[BEGIN Provided data]

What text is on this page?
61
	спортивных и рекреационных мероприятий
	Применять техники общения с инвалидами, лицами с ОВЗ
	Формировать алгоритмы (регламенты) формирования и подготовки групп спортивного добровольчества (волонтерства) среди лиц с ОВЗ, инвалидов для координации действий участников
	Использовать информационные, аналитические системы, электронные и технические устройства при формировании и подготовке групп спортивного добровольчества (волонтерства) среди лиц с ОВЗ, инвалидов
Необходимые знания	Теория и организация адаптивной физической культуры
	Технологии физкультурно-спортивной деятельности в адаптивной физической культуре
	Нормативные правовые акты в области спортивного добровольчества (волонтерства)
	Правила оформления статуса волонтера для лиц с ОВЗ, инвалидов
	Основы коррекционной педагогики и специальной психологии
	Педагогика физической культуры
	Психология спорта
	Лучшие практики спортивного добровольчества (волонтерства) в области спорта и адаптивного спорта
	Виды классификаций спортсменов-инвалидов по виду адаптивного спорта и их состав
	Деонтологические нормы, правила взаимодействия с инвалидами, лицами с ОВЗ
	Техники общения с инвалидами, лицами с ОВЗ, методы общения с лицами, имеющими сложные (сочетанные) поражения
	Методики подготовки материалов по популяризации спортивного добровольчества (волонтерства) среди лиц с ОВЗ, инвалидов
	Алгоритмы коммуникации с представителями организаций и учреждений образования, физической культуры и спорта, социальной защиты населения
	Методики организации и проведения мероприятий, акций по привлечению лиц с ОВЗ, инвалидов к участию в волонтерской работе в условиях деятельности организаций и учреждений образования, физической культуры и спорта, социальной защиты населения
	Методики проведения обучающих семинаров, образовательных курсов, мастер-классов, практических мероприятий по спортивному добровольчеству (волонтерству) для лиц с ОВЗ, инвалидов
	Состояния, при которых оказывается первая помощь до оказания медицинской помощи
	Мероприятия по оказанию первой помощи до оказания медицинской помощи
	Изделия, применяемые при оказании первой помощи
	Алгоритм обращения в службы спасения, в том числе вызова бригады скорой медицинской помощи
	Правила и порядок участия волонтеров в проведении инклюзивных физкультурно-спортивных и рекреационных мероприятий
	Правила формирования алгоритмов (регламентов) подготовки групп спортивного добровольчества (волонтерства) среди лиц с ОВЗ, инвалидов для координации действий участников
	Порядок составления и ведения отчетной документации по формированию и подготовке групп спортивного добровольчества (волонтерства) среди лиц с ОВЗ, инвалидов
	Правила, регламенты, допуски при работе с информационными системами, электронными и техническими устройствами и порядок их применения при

[END Provided data]

• What needs to be done: Pull out every line in the data above that has the word "спортивных".

• Full output:
	спортивных и рекреационных мероприятий
	Правила и порядок участия волонтеров в проведении инклюзивных физкультурно-спортивных и рекреационных мероприятий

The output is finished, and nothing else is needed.